A run of records:
==============================
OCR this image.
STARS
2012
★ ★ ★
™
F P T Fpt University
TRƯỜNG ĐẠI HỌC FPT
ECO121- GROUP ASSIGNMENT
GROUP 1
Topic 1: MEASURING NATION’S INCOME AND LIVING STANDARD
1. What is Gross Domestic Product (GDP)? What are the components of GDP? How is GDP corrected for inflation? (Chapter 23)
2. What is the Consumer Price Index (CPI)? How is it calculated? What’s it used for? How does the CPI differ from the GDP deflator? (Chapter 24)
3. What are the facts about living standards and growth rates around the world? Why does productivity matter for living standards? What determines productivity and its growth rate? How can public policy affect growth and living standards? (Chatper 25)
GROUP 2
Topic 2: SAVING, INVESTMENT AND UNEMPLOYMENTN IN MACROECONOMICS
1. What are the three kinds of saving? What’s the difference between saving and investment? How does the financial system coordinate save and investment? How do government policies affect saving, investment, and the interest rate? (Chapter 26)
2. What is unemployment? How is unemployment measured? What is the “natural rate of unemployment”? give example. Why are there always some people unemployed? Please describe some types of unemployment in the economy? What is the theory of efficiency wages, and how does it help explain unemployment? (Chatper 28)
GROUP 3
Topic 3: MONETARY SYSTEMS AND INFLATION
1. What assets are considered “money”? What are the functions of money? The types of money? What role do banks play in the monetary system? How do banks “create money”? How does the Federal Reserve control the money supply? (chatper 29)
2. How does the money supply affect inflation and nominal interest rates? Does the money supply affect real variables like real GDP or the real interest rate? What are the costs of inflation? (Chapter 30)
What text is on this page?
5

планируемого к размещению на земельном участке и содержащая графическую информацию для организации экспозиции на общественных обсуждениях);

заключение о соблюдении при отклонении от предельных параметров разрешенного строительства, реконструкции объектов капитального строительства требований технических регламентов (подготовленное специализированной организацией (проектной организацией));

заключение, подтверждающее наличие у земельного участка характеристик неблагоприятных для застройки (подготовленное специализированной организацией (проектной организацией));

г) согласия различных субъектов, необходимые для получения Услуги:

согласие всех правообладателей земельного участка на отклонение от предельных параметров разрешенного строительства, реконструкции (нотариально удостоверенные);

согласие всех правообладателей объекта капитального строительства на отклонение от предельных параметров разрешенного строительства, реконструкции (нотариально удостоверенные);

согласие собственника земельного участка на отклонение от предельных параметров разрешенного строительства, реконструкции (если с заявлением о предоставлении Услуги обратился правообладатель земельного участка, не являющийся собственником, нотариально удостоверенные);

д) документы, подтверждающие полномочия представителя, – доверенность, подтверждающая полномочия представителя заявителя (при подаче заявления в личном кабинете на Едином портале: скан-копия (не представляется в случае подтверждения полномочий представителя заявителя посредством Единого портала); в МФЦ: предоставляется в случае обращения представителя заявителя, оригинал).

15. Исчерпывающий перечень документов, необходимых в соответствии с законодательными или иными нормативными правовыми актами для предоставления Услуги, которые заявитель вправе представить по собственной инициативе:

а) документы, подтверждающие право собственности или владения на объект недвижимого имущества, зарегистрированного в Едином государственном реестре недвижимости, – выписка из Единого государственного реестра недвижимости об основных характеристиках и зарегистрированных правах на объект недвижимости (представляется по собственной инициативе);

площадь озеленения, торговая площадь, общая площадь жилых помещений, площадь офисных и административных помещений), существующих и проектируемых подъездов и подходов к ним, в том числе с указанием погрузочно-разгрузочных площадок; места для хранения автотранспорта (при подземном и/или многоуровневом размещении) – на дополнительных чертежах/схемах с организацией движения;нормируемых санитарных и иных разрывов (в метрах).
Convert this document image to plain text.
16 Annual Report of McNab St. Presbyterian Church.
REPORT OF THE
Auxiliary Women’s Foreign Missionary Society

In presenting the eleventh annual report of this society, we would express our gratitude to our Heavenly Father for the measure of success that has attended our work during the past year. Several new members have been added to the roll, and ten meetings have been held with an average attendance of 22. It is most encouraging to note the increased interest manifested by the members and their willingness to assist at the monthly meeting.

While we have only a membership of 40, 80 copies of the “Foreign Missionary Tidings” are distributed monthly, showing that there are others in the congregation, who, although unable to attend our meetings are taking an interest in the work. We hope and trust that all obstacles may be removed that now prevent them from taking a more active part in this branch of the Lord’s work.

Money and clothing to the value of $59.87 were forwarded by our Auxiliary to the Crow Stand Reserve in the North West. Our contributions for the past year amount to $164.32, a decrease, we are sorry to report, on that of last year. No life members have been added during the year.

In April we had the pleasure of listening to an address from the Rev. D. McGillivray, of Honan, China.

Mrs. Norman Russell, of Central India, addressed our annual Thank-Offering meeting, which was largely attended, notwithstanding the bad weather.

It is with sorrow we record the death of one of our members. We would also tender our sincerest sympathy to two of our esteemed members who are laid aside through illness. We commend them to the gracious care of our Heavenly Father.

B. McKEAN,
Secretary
==============================
• [What you are asked to do]:
Where a line above contains the string "text", copy that line.

• [Written response]:
What text is on this page?
Convert this document image to plain text.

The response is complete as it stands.